Entries from a dataset:
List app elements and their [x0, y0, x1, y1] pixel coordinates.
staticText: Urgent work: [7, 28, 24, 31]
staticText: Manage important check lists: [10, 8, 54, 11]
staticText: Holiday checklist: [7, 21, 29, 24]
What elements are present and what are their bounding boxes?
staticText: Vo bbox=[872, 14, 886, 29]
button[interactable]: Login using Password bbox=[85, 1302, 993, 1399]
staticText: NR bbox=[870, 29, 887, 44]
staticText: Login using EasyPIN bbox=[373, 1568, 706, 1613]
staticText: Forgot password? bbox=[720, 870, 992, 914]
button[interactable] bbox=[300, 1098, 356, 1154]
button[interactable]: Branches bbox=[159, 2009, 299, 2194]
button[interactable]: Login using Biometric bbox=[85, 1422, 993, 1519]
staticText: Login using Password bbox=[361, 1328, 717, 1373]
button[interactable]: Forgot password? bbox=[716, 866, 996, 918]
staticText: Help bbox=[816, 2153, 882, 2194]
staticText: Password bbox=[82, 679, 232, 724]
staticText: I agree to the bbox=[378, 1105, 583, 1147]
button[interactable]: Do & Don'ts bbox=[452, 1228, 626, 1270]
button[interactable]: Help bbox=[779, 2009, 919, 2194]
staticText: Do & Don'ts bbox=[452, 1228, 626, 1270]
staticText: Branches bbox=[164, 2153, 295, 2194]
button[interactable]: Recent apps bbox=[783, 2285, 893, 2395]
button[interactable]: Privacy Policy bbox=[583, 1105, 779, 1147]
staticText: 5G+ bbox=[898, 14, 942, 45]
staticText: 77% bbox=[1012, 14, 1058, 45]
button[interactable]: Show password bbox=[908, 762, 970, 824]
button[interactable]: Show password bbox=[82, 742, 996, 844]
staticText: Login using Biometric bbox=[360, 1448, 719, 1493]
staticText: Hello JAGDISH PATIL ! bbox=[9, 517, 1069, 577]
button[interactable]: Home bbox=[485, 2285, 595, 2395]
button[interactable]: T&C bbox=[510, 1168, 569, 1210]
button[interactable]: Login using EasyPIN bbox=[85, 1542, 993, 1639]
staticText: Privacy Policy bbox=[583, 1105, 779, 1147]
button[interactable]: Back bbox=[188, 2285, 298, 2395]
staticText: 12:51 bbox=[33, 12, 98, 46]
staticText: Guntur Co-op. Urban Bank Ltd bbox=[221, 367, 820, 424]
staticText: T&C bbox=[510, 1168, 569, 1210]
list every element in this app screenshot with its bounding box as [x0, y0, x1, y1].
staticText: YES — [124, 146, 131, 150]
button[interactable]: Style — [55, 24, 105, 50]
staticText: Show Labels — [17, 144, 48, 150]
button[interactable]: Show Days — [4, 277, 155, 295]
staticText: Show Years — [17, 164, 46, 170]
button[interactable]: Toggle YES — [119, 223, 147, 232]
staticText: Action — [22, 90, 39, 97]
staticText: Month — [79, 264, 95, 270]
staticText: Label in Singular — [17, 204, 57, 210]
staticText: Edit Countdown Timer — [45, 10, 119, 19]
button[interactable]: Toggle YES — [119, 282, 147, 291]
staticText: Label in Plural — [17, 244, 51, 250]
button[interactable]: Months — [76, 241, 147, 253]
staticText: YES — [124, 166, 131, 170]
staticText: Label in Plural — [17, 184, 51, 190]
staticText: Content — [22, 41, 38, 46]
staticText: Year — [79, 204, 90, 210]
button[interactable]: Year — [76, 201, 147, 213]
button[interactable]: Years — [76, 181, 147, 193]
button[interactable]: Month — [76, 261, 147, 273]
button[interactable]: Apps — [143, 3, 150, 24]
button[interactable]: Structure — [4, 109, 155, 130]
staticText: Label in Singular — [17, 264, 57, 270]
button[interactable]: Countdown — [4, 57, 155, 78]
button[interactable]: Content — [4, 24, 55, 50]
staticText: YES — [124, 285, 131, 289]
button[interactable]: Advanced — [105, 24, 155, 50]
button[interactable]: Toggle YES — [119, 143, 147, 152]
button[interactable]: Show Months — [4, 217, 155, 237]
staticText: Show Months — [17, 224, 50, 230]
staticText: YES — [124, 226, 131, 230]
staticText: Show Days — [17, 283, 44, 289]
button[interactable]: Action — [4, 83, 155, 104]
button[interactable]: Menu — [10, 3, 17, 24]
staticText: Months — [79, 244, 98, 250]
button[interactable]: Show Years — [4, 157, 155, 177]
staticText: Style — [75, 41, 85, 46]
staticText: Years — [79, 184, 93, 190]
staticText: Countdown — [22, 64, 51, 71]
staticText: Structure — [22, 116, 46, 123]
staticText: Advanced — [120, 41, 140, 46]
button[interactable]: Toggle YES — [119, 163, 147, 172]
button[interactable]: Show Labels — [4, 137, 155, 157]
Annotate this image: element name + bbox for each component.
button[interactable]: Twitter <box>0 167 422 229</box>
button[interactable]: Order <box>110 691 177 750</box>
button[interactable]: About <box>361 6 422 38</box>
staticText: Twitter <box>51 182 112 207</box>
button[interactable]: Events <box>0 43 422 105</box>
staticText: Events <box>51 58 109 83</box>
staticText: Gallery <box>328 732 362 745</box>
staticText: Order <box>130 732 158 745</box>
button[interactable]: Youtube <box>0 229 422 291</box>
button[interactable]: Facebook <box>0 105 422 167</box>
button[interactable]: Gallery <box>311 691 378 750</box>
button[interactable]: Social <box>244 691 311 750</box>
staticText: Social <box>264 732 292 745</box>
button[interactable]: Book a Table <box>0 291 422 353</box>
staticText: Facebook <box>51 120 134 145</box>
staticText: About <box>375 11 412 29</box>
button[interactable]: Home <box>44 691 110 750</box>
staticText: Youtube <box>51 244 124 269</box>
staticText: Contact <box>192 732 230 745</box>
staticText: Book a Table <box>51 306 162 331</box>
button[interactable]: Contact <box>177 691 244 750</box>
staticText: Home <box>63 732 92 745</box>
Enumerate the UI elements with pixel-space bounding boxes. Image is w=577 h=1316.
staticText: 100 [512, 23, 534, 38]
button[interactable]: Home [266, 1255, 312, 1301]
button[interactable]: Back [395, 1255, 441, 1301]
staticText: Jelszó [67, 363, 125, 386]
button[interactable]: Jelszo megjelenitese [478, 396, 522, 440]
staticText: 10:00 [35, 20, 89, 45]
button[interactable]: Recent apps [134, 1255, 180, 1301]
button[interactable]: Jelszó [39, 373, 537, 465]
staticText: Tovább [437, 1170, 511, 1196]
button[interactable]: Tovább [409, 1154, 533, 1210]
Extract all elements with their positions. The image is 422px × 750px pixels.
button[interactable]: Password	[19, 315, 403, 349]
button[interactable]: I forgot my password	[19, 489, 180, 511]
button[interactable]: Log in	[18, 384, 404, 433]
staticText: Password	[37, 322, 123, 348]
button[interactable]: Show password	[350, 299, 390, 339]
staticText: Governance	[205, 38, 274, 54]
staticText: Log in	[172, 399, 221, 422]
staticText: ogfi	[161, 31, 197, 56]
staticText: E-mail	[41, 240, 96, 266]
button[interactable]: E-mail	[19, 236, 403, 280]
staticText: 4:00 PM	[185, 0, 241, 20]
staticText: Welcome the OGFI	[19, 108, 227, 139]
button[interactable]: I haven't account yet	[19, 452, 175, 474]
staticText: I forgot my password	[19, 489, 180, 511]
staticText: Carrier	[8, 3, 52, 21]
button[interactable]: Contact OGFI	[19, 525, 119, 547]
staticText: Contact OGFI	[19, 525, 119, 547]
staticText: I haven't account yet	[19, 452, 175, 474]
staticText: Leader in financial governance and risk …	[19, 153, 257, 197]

- To be done
Set out the entries from the first line through the line with "button[interactable]: Show password bbox=[82, 742, 996, 844]" as a numbered list, including both of those lines and omitting any blank lines.

- Result
1. List app elements and their [x0, y0, x1, y1] pixel coordinates.
2. staticText: Urgent work: [7, 28, 24, 31]
3. staticText: Manage important check lists: [10, 8, 54, 11]
4. staticText: Holiday checklist: [7, 21, 29, 24]
5. What elements are present and what are their bounding boxes?
6. staticText: Vo bbox=[872, 14, 886, 29]
7. button[interactable]: Login using Password bbox=[85, 1302, 993, 1399]
8. staticText: NR bbox=[870, 29, 887, 44]
9. staticText: Login using EasyPIN bbox=[373, 1568, 706, 1613]
10. staticText: Forgot password? bbox=[720, 870, 992, 914]
11. button[interactable] bbox=[300, 1098, 356, 1154]
12. button[interactable]: Branches bbox=[159, 2009, 299, 2194]
13. button[interactable]: Login using Biometric bbox=[85, 1422, 993, 1519]
14. staticText: Login using Password bbox=[361, 1328, 717, 1373]
15. button[interactable]: Forgot password? bbox=[716, 866, 996, 918]
16. staticText: Help bbox=[816, 2153, 882, 2194]
17. staticText: Password bbox=[82, 679, 232, 724]
18. staticText: I agree to the bbox=[378, 1105, 583, 1147]
19. button[interactable]: Do & Don'ts bbox=[452, 1228, 626, 1270]
20. button[interactable]: Help bbox=[779, 2009, 919, 2194]
21. staticText: Do & Don'ts bbox=[452, 1228, 626, 1270]
22. staticText: Branches bbox=[164, 2153, 295, 2194]
23. button[interactable]: Recent apps bbox=[783, 2285, 893, 2395]
24. button[interactable]: Privacy Policy bbox=[583, 1105, 779, 1147]
25. staticText: 5G+ bbox=[898, 14, 942, 45]
26. staticText: 77% bbox=[1012, 14, 1058, 45]
27. button[interactable]: Show password bbox=[908, 762, 970, 824]
28. button[interactable]: Show password bbox=[82, 742, 996, 844]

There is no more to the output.